◆ Data for this exercise
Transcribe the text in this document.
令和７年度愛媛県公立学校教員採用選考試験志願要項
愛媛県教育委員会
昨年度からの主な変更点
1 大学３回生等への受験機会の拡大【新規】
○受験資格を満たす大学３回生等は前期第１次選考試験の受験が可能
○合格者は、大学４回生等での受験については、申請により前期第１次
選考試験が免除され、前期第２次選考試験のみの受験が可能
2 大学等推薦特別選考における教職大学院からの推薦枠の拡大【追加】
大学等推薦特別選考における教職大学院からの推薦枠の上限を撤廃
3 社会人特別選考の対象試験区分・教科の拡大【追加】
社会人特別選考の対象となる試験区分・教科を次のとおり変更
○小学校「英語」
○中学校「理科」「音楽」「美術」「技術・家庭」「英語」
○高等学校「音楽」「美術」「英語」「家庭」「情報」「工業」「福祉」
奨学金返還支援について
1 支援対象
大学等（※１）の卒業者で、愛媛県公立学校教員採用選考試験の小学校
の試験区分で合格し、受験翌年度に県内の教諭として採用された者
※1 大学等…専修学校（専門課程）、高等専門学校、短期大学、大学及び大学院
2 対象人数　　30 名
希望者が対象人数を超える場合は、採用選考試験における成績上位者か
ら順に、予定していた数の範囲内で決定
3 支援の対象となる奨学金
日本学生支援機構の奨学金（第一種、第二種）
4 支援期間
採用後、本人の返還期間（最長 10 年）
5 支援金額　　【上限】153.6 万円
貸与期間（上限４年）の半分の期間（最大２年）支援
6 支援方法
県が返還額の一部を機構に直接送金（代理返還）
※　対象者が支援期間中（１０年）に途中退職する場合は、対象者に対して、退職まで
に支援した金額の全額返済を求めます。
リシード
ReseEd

◆ Exercise prompt
Output the records exactly, including every line.

◆ Task result
Transcribe the text in this document.
令和７年度愛媛県公立学校教員採用選考試験志願要項
愛媛県教育委員会
昨年度からの主な変更点
1 大学３回生等への受験機会の拡大【新規】
○受験資格を満たす大学３回生等は前期第１次選考試験の受験が可能
○合格者は、大学４回生等での受験については、申請により前期第１次
選考試験が免除され、前期第２次選考試験のみの受験が可能
2 大学等推薦特別選考における教職大学院からの推薦枠の拡大【追加】
大学等推薦特別選考における教職大学院からの推薦枠の上限を撤廃
3 社会人特別選考の対象試験区分・教科の拡大【追加】
社会人特別選考の対象となる試験区分・教科を次のとおり変更
○小学校「英語」
○中学校「理科」「音楽」「美術」「技術・家庭」「英語」
○高等学校「音楽」「美術」「英語」「家庭」「情報」「工業」「福祉」
奨学金返還支援について
1 支援対象
大学等（※１）の卒業者で、愛媛県公立学校教員採用選考試験の小学校
の試験区分で合格し、受験翌年度に県内の教諭として採用された者
※1 大学等…専修学校（専門課程）、高等専門学校、短期大学、大学及び大学院
2 対象人数　　30 名
希望者が対象人数を超える場合は、採用選考試験における成績上位者か
ら順に、予定していた数の範囲内で決定
3 支援の対象となる奨学金
日本学生支援機構の奨学金（第一種、第二種）
4 支援期間
採用後、本人の返還期間（最長 10 年）
5 支援金額　　【上限】153.6 万円
貸与期間（上限４年）の半分の期間（最大２年）支援
6 支援方法
県が返還額の一部を機構に直接送金（代理返還）
※　対象者が支援期間中（１０年）に途中退職する場合は、対象者に対して、退職まで
に支援した金額の全額返済を求めます。
リシード
ReseEd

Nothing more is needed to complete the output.